WHAT YOU HAVE TO DO:
Print the full listing exactly.

PROVIDED INFORMATION:
========
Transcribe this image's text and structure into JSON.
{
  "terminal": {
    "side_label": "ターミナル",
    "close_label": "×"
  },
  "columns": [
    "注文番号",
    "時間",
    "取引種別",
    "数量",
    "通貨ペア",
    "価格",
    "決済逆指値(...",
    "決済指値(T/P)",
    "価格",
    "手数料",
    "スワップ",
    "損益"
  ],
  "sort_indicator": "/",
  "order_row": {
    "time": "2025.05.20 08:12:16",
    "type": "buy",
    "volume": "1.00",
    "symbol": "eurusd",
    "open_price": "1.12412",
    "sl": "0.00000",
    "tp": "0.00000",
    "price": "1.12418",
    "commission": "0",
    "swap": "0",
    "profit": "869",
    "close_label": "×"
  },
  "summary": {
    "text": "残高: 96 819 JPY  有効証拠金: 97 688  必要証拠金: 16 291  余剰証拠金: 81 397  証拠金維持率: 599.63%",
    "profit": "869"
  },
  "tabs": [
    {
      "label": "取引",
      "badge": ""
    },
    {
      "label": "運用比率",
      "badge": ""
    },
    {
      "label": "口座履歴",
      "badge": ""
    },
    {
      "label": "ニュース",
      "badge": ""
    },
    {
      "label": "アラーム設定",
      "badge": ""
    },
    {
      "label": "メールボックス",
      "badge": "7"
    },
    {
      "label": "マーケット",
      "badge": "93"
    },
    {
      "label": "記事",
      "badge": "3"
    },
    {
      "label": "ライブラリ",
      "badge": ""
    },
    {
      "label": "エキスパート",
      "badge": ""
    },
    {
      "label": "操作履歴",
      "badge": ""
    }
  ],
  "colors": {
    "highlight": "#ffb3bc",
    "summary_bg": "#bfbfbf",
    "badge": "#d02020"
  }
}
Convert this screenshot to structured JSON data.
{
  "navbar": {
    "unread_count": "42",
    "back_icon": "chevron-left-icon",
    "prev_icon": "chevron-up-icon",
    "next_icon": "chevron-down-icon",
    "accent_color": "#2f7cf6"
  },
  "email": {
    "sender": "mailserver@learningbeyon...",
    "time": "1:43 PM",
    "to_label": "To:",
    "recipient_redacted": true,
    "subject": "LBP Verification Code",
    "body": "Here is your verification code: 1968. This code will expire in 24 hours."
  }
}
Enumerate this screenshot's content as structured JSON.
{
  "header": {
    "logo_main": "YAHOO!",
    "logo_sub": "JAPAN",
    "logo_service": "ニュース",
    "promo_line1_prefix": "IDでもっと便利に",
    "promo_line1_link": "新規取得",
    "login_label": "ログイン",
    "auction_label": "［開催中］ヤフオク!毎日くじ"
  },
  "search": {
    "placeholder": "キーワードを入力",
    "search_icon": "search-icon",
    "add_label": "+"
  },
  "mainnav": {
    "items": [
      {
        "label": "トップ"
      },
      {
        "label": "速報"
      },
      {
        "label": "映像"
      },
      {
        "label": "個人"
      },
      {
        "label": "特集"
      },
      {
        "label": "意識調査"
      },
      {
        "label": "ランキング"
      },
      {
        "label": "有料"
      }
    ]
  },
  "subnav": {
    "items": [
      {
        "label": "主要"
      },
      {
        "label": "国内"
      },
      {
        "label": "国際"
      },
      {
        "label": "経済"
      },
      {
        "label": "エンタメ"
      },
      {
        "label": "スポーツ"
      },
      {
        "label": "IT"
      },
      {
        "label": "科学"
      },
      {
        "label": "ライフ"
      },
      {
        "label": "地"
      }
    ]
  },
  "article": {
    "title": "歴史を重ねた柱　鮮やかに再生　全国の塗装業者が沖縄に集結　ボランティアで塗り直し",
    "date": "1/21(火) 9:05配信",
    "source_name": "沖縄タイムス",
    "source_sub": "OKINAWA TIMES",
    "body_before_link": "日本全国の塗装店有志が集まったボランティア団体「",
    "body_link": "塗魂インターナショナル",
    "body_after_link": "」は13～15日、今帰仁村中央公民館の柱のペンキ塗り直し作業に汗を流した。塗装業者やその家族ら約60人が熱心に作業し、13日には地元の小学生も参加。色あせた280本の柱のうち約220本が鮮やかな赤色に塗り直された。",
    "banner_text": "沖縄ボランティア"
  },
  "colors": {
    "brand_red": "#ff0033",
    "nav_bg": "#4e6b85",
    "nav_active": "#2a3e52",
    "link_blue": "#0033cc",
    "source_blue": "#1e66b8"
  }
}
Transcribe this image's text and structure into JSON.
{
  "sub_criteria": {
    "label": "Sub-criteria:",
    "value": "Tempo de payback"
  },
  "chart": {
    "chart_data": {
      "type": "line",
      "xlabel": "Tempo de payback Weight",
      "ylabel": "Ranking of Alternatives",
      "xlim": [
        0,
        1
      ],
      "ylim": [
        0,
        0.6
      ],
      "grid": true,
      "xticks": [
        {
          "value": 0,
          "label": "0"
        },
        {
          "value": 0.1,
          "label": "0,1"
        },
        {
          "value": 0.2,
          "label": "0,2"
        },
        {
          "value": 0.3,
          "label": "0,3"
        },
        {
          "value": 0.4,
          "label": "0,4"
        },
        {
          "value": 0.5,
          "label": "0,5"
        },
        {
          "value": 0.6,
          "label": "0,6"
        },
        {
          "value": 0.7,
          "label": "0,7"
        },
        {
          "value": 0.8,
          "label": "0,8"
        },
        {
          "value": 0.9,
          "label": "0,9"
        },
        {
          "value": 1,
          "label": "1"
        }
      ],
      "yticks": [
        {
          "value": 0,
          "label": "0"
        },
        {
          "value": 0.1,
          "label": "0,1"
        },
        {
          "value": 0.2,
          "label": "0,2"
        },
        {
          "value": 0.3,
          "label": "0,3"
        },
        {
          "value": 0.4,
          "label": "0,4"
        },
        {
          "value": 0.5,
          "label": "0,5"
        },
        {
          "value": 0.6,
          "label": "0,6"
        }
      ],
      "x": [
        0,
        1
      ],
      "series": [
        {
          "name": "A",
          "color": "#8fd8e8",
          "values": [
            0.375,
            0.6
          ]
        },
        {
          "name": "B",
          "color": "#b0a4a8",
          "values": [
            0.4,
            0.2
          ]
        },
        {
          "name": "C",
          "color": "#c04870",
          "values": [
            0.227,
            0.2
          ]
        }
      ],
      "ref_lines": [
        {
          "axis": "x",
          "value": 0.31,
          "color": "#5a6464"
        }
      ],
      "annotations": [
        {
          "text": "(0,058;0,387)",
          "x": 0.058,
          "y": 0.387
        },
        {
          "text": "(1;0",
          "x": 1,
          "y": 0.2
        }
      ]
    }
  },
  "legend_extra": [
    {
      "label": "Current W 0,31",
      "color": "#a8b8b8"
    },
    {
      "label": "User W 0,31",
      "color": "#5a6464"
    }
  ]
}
========
RESULT FOR THIS TASK:
Transcribe this image's text and structure into JSON.
{
  "terminal": {
    "side_label": "ターミナル",
    "close_label": "×"
  },
  "columns": [
    "注文番号",
    "時間",
    "取引種別",
    "数量",
    "通貨ペア",
    "価格",
    "決済逆指値(...",
    "決済指値(T/P)",
    "価格",
    "手数料",
    "スワップ",
    "損益"
  ],
  "sort_indicator": "/",
  "order_row": {
    "time": "2025.05.20 08:12:16",
    "type": "buy",
    "volume": "1.00",
    "symbol": "eurusd",
    "open_price": "1.12412",
    "sl": "0.00000",
    "tp": "0.00000",
    "price": "1.12418",
    "commission": "0",
    "swap": "0",
    "profit": "869",
    "close_label": "×"
  },
  "summary": {
    "text": "残高: 96 819 JPY  有効証拠金: 97 688  必要証拠金: 16 291  余剰証拠金: 81 397  証拠金維持率: 599.63%",
    "profit": "869"
  },
  "tabs": [
    {
      "label": "取引",
      "badge": ""
    },
    {
      "label": "運用比率",
      "badge": ""
    },
    {
      "label": "口座履歴",
      "badge": ""
    },
    {
      "label": "ニュース",
      "badge": ""
    },
    {
      "label": "アラーム設定",
      "badge": ""
    },
    {
      "label": "メールボックス",
      "badge": "7"
    },
    {
      "label": "マーケット",
      "badge": "93"
    },
    {
      "label": "記事",
      "badge": "3"
    },
    {
      "label": "ライブラリ",
      "badge": ""
    },
    {
      "label": "エキスパート",
      "badge": ""
    },
    {
      "label": "操作履歴",
      "badge": ""
    }
  ],
  "colors": {
    "highlight": "#ffb3bc",
    "summary_bg": "#bfbfbf",
    "badge": "#d02020"
  }
}
Convert this screenshot to structured JSON data.
{
  "navbar": {
    "unread_count": "42",
    "back_icon": "chevron-left-icon",
    "prev_icon": "chevron-up-icon",
    "next_icon": "chevron-down-icon",
    "accent_color": "#2f7cf6"
  },
  "email": {
    "sender": "mailserver@learningbeyon...",
    "time": "1:43 PM",
    "to_label": "To:",
    "recipient_redacted": true,
    "subject": "LBP Verification Code",
    "body": "Here is your verification code: 1968. This code will expire in 24 hours."
  }
}
Enumerate this screenshot's content as structured JSON.
{
  "header": {
    "logo_main": "YAHOO!",
    "logo_sub": "JAPAN",
    "logo_service": "ニュース",
    "promo_line1_prefix": "IDでもっと便利に",
    "promo_line1_link": "新規取得",
    "login_label": "ログイン",
    "auction_label": "［開催中］ヤフオク!毎日くじ"
  },
  "search": {
    "placeholder": "キーワードを入力",
    "search_icon": "search-icon",
    "add_label": "+"
  },
  "mainnav": {
    "items": [
      {
        "label": "トップ"
      },
      {
        "label": "速報"
      },
      {
        "label": "映像"
      },
      {
        "label": "個人"
      },
      {
        "label": "特集"
      },
      {
        "label": "意識調査"
      },
      {
        "label": "ランキング"
      },
      {
        "label": "有料"
      }
    ]
  },
  "subnav": {
    "items": [
      {
        "label": "主要"
      },
      {
        "label": "国内"
      },
      {
        "label": "国際"
      },
      {
        "label": "経済"
      },
      {
        "label": "エンタメ"
      },
      {
        "label": "スポーツ"
      },
      {
        "label": "IT"
      },
      {
        "label": "科学"
      },
      {
        "label": "ライフ"
      },
      {
        "label": "地"
      }
    ]
  },
  "article": {
    "title": "歴史を重ねた柱　鮮やかに再生　全国の塗装業者が沖縄に集結　ボランティアで塗り直し",
    "date": "1/21(火) 9:05配信",
    "source_name": "沖縄タイムス",
    "source_sub": "OKINAWA TIMES",
    "body_before_link": "日本全国の塗装店有志が集まったボランティア団体「",
    "body_link": "塗魂インターナショナル",
    "body_after_link": "」は13～15日、今帰仁村中央公民館の柱のペンキ塗り直し作業に汗を流した。塗装業者やその家族ら約60人が熱心に作業し、13日には地元の小学生も参加。色あせた280本の柱のうち約220本が鮮やかな赤色に塗り直された。",
    "banner_text": "沖縄ボランティア"
  },
  "colors": {
    "brand_red": "#ff0033",
    "nav_bg": "#4e6b85",
    "nav_active": "#2a3e52",
    "link_blue": "#0033cc",
    "source_blue": "#1e66b8"
  }
}
Transcribe this image's text and structure into JSON.
{
  "sub_criteria": {
    "label": "Sub-criteria:",
    "value": "Tempo de payback"
  },
  "chart": {
    "chart_data": {
      "type": "line",
      "xlabel": "Tempo de payback Weight",
      "ylabel": "Ranking of Alternatives",
      "xlim": [
        0,
        1
      ],
      "ylim": [
        0,
        0.6
      ],
      "grid": true,
      "xticks": [
        {
          "value": 0,
          "label": "0"
        },
        {
          "value": 0.1,
          "label": "0,1"
        },
        {
          "value": 0.2,
          "label": "0,2"
        },
        {
          "value": 0.3,
          "label": "0,3"
        },
        {
          "value": 0.4,
          "label": "0,4"
        },
        {
          "value": 0.5,
          "label": "0,5"
        },
        {
          "value": 0.6,
          "label": "0,6"
        },
        {
          "value": 0.7,
          "label": "0,7"
        },
        {
          "value": 0.8,
          "label": "0,8"
        },
        {
          "value": 0.9,
          "label": "0,9"
        },
        {
          "value": 1,
          "label": "1"
        }
      ],
      "yticks": [
        {
          "value": 0,
          "label": "0"
        },
        {
          "value": 0.1,
          "label": "0,1"
        },
        {
          "value": 0.2,
          "label": "0,2"
        },
        {
          "value": 0.3,
          "label": "0,3"
        },
        {
          "value": 0.4,
          "label": "0,4"
        },
        {
          "value": 0.5,
          "label": "0,5"
        },
        {
          "value": 0.6,
          "label": "0,6"
        }
      ],
      "x": [
        0,
        1
      ],
      "series": [
        {
          "name": "A",
          "color": "#8fd8e8",
          "values": [
            0.375,
            0.6
          ]
        },
        {
          "name": "B",
          "color": "#b0a4a8",
          "values": [
            0.4,
            0.2
          ]
        },
        {
          "name": "C",
          "color": "#c04870",
          "values": [
            0.227,
            0.2
          ]
        }
      ],
      "ref_lines": [
        {
          "axis": "x",
          "value": 0.31,
          "color": "#5a6464"
        }
      ],
      "annotations": [
        {
          "text": "(0,058;0,387)",
          "x": 0.058,
          "y": 0.387
        },
        {
          "text": "(1;0",
          "x": 1,
          "y": 0.2
        }
      ]
    }
  },
  "legend_extra": [
    {
      "label": "Current W 0,31",
      "color": "#a8b8b8"
    },
    {
      "label": "User W 0,31",
      "color": "#5a6464"
    }
  ]
}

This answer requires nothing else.